**Exercise aim**
How many of these lines hold the string "引脚功能"? Answer with the number only.

**Dataset records**
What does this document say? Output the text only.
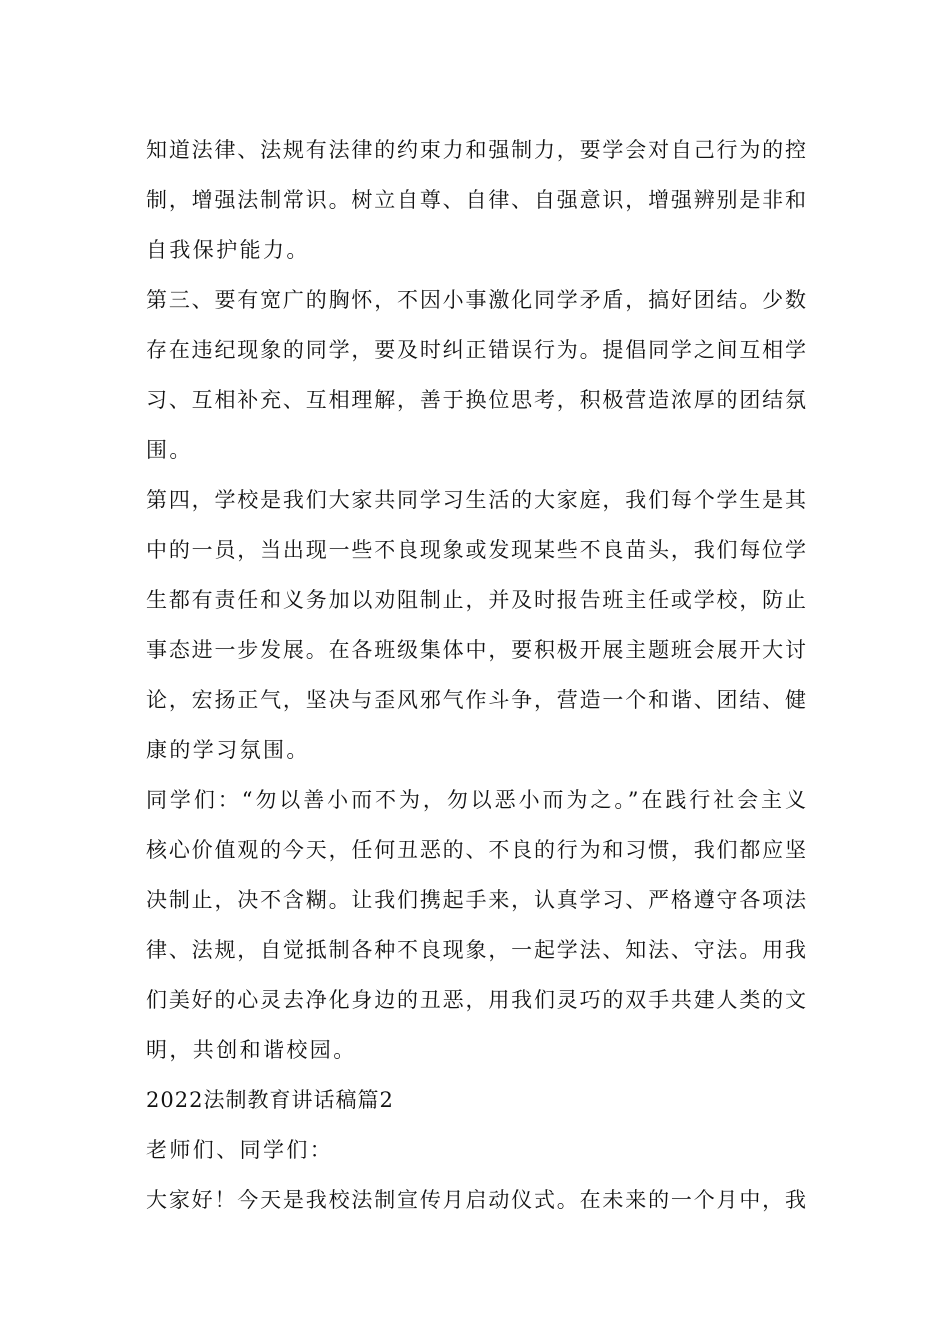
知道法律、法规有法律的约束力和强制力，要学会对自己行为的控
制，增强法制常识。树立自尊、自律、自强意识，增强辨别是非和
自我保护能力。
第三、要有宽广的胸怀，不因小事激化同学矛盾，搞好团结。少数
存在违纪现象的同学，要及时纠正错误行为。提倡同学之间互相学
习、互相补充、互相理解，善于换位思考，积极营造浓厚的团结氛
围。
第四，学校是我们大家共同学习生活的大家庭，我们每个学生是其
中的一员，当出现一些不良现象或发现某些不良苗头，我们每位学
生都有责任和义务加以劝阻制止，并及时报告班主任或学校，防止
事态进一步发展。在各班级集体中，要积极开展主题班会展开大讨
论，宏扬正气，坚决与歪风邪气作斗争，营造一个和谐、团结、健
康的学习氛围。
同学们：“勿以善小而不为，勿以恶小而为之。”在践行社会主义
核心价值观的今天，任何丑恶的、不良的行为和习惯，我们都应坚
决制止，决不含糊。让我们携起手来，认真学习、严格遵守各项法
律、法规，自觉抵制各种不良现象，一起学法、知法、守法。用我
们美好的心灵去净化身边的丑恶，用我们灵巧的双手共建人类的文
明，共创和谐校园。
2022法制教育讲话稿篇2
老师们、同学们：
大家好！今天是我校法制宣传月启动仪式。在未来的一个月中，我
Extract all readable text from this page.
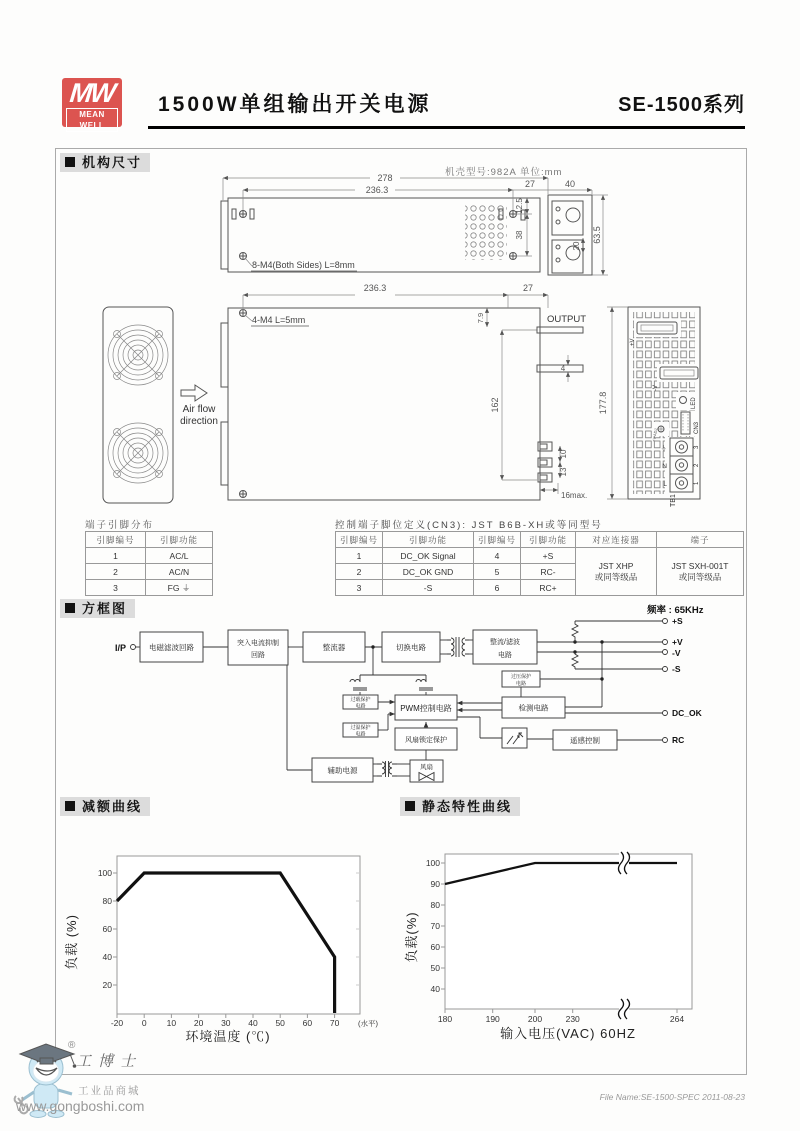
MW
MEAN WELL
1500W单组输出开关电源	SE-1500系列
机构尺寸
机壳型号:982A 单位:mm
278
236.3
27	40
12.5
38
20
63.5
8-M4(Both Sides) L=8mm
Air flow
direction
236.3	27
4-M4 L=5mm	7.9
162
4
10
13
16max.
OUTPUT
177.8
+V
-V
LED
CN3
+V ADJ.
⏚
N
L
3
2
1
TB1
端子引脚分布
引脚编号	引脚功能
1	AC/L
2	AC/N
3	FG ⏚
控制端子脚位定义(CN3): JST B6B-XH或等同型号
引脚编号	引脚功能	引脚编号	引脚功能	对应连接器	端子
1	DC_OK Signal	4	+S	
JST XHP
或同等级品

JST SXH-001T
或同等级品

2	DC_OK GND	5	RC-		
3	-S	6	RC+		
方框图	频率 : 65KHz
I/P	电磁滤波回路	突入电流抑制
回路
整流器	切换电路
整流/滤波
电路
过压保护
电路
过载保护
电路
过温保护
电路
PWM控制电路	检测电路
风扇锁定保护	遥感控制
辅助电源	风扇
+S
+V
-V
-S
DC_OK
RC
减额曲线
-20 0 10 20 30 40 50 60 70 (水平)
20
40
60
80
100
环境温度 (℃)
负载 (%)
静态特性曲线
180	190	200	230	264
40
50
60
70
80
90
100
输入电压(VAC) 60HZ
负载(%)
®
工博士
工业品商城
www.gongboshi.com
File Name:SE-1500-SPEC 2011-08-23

**Exercise solution**
2